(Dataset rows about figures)
────────

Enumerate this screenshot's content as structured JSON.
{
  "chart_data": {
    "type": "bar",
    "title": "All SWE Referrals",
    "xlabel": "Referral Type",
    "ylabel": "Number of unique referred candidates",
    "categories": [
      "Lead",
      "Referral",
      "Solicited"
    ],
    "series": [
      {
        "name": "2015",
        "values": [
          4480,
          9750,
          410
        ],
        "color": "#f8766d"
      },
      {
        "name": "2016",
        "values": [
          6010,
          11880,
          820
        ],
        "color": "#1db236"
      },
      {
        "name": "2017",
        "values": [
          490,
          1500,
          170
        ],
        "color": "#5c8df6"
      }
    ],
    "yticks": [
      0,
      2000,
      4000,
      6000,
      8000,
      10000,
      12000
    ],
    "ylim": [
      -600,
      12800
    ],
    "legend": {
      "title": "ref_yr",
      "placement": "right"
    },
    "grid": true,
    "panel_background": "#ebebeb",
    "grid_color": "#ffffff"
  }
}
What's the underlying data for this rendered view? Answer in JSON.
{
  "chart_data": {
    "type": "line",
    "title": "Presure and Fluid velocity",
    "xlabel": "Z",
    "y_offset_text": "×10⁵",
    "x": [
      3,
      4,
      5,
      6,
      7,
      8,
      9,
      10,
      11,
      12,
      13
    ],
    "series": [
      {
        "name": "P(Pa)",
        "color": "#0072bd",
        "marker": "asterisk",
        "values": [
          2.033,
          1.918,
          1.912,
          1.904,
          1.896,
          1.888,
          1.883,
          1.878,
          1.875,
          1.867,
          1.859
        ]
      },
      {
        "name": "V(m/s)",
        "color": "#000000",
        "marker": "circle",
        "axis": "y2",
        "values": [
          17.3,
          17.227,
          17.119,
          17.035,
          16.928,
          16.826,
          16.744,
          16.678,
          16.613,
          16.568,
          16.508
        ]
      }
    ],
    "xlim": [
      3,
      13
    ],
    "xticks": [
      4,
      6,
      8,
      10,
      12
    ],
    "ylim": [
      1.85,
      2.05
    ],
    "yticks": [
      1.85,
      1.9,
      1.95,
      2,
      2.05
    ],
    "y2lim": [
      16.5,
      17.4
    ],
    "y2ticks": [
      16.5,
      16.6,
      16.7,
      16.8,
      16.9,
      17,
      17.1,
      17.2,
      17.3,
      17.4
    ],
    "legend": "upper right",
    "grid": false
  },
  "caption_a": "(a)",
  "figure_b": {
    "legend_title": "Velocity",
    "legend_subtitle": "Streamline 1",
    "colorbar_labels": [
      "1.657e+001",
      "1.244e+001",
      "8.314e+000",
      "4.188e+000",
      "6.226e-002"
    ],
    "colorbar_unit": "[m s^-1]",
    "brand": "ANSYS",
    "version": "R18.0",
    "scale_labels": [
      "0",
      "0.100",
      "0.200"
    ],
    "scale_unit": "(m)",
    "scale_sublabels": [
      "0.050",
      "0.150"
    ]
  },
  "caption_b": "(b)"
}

────────

- What you have to do
Identify the lines of the data that contain the word "JSON". Copy each of them.

- Solution for this exercise
Enumerate this screenshot's content as structured JSON.
What's the underlying data for this rendered view? Answer in JSON.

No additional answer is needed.